== Dataset records ==
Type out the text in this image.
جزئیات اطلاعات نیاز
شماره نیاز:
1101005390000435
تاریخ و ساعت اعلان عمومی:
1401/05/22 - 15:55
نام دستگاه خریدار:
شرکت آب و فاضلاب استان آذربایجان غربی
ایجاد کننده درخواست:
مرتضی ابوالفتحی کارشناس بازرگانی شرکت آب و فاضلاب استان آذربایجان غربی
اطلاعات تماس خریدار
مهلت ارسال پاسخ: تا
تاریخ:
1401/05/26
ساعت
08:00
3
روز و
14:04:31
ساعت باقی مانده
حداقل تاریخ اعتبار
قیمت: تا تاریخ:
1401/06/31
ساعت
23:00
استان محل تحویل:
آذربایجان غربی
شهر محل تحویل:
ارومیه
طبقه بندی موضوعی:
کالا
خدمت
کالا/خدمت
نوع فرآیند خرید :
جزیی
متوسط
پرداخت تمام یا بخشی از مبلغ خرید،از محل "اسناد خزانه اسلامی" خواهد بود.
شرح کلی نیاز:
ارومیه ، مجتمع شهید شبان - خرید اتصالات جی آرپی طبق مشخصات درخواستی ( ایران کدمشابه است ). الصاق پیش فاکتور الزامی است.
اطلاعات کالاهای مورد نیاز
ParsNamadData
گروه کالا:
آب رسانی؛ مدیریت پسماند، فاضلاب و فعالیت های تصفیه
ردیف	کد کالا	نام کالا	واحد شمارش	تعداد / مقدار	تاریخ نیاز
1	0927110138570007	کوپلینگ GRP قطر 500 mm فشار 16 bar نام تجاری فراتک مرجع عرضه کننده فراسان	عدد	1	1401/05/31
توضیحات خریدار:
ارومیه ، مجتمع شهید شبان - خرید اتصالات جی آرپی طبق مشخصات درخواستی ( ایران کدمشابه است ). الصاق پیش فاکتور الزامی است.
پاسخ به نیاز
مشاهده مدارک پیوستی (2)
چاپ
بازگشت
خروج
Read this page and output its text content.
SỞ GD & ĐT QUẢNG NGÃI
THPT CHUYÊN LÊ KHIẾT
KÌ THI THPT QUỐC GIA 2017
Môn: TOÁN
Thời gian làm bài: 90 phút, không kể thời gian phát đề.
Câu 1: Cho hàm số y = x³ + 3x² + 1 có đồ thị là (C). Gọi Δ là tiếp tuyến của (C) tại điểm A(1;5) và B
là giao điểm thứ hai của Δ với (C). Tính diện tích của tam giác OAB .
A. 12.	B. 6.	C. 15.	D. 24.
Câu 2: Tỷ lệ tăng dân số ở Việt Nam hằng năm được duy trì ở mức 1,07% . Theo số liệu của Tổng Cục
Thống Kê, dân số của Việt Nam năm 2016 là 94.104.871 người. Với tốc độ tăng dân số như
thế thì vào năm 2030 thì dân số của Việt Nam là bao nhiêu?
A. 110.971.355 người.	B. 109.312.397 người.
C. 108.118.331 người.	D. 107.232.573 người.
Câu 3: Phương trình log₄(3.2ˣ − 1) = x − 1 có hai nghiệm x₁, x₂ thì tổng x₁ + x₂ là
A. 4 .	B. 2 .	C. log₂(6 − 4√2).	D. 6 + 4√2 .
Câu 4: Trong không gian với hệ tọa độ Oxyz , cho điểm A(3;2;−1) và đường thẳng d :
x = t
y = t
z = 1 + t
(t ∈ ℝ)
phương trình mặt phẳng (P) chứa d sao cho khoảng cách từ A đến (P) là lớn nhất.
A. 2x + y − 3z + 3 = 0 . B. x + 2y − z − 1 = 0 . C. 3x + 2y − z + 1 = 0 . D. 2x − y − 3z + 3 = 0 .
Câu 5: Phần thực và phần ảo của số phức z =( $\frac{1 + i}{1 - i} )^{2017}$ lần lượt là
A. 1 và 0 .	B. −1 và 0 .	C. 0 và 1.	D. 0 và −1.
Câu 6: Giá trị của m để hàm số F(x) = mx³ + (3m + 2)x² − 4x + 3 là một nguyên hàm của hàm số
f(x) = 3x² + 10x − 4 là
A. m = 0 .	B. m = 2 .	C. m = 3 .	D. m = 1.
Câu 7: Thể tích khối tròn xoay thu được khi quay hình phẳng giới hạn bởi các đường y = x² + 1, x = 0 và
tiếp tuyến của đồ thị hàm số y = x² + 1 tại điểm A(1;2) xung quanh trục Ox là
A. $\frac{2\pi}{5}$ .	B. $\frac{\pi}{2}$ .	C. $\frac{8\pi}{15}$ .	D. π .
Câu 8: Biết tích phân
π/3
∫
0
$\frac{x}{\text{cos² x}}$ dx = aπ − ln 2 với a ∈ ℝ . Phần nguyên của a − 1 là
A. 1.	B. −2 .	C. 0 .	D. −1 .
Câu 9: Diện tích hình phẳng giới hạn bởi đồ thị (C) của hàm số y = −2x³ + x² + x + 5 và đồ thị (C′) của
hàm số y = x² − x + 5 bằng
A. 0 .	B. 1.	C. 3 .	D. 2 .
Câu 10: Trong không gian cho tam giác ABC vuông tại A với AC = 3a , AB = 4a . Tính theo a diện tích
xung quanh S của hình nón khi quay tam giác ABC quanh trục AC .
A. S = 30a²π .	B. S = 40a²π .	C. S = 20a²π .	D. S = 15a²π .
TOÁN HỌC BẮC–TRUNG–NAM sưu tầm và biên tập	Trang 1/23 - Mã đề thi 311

== Brief ==
Which lines above contain the word "quanh"? Copy each of them.

== Exercise output ==
tiếp tuyến của đồ thị hàm số y = x² + 1 tại điểm A(1;2) xung quanh trục Ox là
xung quanh S của hình nón khi quay tam giác ABC quanh trục AC .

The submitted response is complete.